--- PASSAGE ---
Content starts
Kathleen (Keys Co-Chair) – Everything she would say has been said – communication, reaching out to at-risk families – maybe we’ve been too broad – focusing on an at-risk group in the community. If we’re looking for results, we may be fragmented in our efforts. We will have results but they make take longer to show up. May be too soon to see a lot of results. Need the information that we are communicating within our group to broader group.

Rachel (CCHHS, Tobacco Chair) – Communication is a big issue. Other thing she has seen in 3 years in this community is that we as a prevention and treatment team – only so much time in the day to attend various meetings. Sense is that people are tuckered out – of adding one more thing to add to the “to do” list.

Progression in organizations – as it matures, as people move on to other things, some of the passion goes away.

Look at a few pieces to focus on – down the road and some specific action steps.

Focus population

Communication – between agencies, between PW & community (including schools)

What kind of impact are we making and how are we attempting to show it.

What it is we can do specifically about a few of these things.

Break

Prioritized Risk & Protective Factors

Try to frame using work we have already done.

# 1 Priority – Family Management Problems – Red   Green what we are doing

Don’t appear to be seeing big changes in child abuse and other “Family Management Problems”

·         Home Visiting – Birth to 3 (Maternity Support Services – Home Visiting Programs – First Step, Health Department, Olympic Medical Services Family Services, West End Outreach) – need to meet high risk criteria (poverty, substance abuse, disability, teen) – may also be prenatal.

o       Is Home Visiting getting to the folks we wanted it to? Consensus is yes.

o       Program delivery problem may be retention – people are in and out. Some choices – may be family, financial.

o       Highest risk may be short termers. May be refusal. It is a voluntary program.

o       PASD had offered to follow children – but resources haven’t been there. Privacy and financial issues.
Content ends
--- TASK OBJECTIVE ---
In the meeting notes, what is named as the number one priority among the risk and protective factors?

--- DATASET RECORDS ---
Content starts
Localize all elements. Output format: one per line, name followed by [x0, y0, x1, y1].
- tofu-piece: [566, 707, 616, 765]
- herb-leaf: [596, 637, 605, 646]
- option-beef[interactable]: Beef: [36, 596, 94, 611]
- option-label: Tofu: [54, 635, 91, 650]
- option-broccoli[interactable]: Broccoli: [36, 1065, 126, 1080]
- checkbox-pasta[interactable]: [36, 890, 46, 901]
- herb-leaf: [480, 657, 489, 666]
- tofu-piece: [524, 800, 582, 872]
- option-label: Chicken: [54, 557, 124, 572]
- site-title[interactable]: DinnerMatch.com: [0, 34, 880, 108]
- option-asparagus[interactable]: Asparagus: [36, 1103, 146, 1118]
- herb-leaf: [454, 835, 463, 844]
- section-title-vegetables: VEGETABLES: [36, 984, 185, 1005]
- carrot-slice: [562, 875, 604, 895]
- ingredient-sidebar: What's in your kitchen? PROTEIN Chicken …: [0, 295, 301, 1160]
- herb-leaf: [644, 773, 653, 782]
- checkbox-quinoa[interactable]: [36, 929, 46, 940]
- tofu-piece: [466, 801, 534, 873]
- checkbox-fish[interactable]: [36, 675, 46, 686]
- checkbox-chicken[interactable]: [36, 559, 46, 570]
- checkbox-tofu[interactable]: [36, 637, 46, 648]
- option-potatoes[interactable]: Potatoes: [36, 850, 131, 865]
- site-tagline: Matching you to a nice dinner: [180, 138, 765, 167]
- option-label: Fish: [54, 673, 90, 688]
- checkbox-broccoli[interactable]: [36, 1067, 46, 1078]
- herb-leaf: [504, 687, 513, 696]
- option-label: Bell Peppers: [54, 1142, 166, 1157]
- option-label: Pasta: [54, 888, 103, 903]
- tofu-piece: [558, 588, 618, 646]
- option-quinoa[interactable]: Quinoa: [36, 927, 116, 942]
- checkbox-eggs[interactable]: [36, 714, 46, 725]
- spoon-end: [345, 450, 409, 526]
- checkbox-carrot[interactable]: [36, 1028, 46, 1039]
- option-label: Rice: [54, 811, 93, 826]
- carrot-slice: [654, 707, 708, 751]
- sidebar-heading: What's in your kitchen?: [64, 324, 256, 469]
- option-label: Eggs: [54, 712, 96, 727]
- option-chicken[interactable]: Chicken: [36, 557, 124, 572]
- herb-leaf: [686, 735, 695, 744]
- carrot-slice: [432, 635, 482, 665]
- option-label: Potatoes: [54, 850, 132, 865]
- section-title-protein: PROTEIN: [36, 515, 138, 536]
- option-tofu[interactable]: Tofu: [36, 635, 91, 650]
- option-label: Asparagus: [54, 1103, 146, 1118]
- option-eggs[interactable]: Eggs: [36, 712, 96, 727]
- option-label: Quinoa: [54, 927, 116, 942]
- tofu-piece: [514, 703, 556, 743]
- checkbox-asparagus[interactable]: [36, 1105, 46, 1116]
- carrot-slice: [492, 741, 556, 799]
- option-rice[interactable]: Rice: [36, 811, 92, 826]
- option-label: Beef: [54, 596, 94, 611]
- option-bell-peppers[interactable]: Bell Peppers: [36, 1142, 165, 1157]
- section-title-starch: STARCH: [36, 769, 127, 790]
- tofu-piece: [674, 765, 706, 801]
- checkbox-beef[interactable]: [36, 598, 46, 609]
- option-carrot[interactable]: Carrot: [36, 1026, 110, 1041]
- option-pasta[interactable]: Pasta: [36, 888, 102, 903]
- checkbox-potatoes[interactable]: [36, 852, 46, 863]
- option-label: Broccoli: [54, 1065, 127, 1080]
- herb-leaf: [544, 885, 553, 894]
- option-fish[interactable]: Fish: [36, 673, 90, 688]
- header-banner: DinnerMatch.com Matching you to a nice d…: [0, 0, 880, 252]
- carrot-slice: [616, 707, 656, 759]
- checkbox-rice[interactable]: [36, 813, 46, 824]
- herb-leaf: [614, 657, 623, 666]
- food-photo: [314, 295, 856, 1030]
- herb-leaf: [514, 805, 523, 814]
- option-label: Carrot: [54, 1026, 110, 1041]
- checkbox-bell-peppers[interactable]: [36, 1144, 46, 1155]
Content ends
--- ANSWER SECTION ---
Family Management Problems